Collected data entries
★ ★ ★ ★ ★
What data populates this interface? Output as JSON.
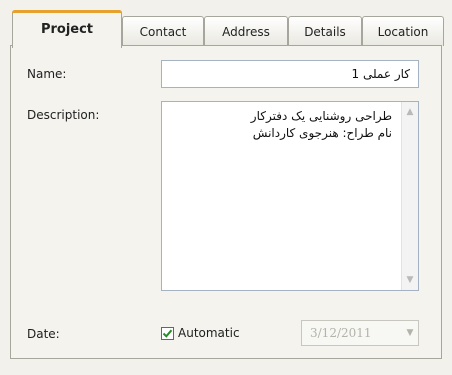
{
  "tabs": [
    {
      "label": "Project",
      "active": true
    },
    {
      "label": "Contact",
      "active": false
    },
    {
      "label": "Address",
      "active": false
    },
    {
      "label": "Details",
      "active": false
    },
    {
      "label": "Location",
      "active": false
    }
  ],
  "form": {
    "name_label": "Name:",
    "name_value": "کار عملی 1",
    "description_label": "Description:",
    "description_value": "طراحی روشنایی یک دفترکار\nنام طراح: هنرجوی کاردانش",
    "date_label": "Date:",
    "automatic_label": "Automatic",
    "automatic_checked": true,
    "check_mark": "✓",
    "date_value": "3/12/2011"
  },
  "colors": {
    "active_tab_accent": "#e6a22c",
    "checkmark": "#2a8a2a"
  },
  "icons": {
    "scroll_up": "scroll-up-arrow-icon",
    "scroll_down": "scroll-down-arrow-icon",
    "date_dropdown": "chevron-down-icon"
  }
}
★ ★ ★ ★ ★
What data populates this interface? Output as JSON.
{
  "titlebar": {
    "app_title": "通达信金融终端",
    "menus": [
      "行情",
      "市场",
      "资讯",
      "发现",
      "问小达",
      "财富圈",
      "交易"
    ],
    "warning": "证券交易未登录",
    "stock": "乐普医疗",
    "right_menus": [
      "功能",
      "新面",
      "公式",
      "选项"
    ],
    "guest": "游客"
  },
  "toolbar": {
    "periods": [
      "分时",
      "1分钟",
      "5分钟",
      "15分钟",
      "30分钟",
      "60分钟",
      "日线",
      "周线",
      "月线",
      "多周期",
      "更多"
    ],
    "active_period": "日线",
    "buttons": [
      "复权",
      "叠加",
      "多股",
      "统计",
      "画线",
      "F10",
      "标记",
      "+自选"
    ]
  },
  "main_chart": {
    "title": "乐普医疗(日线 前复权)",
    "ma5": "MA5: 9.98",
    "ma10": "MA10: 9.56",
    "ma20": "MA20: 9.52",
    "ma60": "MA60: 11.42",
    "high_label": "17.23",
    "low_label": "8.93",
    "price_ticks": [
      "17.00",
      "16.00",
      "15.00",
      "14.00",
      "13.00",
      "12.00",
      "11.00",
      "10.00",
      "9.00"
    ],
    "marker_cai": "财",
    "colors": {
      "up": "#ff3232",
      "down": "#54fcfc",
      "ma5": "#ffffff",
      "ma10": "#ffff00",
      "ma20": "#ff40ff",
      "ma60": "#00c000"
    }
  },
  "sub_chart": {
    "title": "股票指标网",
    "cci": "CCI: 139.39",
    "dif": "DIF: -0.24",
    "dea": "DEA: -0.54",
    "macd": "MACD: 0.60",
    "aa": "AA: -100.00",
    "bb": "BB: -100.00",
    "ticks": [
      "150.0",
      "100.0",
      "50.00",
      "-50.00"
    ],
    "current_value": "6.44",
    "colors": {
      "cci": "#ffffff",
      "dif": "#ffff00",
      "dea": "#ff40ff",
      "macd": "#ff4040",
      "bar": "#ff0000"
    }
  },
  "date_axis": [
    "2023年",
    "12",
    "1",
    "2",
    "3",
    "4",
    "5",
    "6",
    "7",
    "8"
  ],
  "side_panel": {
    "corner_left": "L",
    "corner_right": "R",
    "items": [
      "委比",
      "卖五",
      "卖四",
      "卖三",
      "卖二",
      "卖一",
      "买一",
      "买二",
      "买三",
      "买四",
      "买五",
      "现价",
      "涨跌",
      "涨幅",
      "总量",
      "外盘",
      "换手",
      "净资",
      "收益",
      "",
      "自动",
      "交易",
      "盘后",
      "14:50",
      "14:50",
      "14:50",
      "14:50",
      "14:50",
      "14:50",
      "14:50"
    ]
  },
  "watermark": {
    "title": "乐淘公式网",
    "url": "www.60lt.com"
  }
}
★ ★ ★ ★ ★
Exercise aim
Return all lines of the material above in which the word "arrow" occurs.

Exercise output
    "scroll_up": "scroll-up-arrow-icon",
    "scroll_down": "scroll-down-arrow-icon",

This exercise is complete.